REQUIREMENTS
Copy out every line in which the string "screenshot" occurs.
○ ○ ○
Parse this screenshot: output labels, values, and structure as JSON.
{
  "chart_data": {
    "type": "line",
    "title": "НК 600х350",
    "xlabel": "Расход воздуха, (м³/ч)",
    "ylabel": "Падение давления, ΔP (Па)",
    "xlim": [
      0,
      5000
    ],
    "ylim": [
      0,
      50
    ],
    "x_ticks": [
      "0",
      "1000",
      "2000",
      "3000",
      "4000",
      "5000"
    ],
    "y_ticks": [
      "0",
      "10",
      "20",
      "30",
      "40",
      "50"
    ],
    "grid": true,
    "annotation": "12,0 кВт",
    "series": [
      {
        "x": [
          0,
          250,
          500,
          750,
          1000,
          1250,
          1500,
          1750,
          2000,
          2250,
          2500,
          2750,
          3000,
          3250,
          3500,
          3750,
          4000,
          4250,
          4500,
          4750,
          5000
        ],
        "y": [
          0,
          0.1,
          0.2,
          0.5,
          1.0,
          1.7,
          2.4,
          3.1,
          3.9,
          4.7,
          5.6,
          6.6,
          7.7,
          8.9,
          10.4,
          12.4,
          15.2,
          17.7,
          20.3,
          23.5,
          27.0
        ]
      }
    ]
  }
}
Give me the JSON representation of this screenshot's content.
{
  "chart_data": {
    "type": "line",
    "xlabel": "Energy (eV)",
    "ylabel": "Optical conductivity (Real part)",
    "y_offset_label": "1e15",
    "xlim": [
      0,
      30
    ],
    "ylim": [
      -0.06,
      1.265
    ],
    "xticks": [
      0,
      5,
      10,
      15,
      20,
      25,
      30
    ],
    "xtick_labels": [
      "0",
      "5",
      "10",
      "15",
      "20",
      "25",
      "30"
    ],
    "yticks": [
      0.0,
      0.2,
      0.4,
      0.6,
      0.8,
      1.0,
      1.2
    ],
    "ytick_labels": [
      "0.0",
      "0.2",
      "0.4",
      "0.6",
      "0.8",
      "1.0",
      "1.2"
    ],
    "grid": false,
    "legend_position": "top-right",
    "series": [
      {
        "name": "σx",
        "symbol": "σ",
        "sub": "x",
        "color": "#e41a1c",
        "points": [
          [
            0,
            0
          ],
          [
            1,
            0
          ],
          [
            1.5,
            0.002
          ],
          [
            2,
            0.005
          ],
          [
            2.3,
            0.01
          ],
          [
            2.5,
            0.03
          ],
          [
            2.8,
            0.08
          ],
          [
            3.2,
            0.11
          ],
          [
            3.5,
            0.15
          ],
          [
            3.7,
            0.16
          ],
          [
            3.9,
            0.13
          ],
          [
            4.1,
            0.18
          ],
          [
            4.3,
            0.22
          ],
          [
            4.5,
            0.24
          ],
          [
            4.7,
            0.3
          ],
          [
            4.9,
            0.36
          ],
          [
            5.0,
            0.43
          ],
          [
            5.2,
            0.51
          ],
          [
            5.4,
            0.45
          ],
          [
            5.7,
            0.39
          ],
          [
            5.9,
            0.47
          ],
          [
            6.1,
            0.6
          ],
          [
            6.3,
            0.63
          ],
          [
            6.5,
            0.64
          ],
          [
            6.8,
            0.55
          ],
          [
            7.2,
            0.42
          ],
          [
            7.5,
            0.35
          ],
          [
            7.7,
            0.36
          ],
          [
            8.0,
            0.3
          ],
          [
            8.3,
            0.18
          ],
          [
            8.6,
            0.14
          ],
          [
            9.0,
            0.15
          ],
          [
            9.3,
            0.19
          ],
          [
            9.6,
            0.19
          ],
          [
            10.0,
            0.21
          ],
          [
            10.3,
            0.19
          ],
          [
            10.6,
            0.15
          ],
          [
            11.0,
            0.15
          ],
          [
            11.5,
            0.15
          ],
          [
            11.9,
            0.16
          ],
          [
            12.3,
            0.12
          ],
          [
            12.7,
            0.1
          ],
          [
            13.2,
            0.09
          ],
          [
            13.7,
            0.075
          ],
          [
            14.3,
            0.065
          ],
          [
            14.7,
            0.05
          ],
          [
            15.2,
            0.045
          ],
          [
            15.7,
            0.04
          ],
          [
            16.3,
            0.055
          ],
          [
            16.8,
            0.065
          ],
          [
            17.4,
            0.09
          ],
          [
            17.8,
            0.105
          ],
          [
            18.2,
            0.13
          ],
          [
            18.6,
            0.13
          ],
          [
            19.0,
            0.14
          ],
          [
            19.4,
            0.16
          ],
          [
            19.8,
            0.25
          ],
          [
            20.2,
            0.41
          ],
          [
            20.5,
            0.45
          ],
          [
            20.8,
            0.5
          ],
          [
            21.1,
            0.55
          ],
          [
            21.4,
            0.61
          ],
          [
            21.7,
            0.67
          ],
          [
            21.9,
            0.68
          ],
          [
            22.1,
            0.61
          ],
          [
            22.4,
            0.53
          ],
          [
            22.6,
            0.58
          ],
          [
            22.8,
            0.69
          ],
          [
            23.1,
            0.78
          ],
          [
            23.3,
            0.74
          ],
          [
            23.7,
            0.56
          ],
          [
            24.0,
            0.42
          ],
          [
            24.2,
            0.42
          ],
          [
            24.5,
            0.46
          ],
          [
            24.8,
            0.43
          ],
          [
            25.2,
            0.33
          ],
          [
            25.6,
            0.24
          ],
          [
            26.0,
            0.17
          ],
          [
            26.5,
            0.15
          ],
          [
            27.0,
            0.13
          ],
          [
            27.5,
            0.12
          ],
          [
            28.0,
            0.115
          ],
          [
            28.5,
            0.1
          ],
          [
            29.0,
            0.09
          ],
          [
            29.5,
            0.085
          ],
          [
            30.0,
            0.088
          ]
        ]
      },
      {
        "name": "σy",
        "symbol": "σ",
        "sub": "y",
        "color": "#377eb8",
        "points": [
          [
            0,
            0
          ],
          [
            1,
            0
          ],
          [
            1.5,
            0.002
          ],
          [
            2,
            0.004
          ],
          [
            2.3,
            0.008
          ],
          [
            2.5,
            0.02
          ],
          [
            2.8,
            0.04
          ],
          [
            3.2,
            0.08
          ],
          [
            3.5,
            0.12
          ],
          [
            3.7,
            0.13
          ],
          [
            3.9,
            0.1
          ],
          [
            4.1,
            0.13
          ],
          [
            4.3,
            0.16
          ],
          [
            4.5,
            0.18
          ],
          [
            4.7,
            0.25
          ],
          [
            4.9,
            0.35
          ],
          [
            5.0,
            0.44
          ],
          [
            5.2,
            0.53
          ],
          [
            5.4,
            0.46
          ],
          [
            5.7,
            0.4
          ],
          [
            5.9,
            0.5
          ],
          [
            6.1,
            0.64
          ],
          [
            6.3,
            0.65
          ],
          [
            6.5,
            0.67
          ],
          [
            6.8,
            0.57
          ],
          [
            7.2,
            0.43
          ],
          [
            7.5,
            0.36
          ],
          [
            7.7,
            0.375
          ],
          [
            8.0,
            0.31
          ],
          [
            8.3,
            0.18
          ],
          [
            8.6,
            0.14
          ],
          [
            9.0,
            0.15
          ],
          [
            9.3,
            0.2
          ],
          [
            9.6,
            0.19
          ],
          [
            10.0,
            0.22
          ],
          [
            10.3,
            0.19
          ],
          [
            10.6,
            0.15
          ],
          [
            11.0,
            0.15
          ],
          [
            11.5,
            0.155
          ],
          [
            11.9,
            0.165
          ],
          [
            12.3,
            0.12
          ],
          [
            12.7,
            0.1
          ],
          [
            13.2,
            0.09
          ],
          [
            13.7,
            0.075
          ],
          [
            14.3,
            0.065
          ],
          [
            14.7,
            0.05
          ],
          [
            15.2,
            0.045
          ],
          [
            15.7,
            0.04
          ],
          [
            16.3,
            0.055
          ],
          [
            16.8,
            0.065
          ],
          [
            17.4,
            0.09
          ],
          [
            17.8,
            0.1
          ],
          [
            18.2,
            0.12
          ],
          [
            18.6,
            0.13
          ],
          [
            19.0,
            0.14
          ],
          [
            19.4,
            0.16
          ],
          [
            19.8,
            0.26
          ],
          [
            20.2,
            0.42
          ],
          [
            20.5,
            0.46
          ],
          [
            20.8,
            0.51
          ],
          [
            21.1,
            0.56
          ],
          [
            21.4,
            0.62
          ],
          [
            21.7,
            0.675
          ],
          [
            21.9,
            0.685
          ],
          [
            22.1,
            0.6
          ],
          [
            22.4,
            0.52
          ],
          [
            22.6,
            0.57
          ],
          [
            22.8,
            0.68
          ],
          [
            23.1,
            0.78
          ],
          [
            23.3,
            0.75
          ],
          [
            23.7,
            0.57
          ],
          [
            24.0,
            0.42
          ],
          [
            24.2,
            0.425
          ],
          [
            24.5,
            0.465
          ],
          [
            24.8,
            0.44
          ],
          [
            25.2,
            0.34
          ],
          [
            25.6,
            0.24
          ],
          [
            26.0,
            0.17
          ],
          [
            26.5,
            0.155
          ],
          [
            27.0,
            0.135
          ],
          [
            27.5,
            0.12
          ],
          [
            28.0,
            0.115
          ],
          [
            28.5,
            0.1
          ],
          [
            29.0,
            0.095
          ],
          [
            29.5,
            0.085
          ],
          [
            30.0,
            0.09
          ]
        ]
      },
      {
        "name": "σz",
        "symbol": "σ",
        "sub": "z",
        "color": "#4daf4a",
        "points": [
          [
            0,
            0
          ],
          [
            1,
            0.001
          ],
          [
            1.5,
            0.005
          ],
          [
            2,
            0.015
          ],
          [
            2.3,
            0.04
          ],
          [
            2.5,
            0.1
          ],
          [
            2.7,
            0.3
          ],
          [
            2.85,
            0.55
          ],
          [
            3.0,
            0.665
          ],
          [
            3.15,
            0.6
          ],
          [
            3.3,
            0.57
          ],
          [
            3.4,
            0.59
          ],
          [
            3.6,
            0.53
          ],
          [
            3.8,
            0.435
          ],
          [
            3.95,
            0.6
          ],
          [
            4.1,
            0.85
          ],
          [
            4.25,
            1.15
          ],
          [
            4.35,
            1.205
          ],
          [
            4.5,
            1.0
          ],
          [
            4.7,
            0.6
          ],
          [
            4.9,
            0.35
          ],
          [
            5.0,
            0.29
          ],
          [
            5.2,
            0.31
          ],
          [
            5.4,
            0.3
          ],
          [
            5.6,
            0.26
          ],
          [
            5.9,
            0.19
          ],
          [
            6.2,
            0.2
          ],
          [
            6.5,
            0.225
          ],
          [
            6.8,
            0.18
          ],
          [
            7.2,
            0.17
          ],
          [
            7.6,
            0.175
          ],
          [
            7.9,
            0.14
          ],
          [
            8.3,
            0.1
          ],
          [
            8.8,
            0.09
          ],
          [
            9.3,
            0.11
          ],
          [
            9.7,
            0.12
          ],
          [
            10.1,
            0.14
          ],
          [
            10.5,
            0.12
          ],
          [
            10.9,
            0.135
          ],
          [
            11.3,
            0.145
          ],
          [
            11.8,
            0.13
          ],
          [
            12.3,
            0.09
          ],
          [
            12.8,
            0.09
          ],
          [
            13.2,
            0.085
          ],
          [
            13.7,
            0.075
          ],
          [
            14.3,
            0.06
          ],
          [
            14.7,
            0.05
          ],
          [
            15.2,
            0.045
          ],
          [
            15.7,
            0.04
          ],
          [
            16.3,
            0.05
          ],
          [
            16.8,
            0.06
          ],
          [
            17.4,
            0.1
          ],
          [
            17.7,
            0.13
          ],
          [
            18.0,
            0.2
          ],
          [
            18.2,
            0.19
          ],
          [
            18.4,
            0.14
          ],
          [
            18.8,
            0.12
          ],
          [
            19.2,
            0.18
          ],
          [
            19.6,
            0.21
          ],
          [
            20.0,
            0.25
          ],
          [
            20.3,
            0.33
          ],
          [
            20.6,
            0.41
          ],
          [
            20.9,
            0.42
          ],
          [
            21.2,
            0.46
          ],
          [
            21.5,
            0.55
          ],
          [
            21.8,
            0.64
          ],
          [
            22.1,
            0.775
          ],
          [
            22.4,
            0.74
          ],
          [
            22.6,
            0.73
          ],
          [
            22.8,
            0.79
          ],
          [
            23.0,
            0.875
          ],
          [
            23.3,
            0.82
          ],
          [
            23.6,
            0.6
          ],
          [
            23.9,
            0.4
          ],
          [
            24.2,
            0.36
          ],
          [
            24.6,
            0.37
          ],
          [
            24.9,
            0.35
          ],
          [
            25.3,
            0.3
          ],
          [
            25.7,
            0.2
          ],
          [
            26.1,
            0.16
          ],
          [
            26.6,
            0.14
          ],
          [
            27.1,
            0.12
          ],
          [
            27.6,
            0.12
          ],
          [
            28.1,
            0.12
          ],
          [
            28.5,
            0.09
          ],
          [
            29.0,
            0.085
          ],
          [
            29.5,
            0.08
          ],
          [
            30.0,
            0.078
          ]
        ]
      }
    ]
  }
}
○ ○ ○
EXERCISE ANSWER
Parse this screenshot: output labels, values, and structure as JSON.
Give me the JSON representation of this screenshot's content.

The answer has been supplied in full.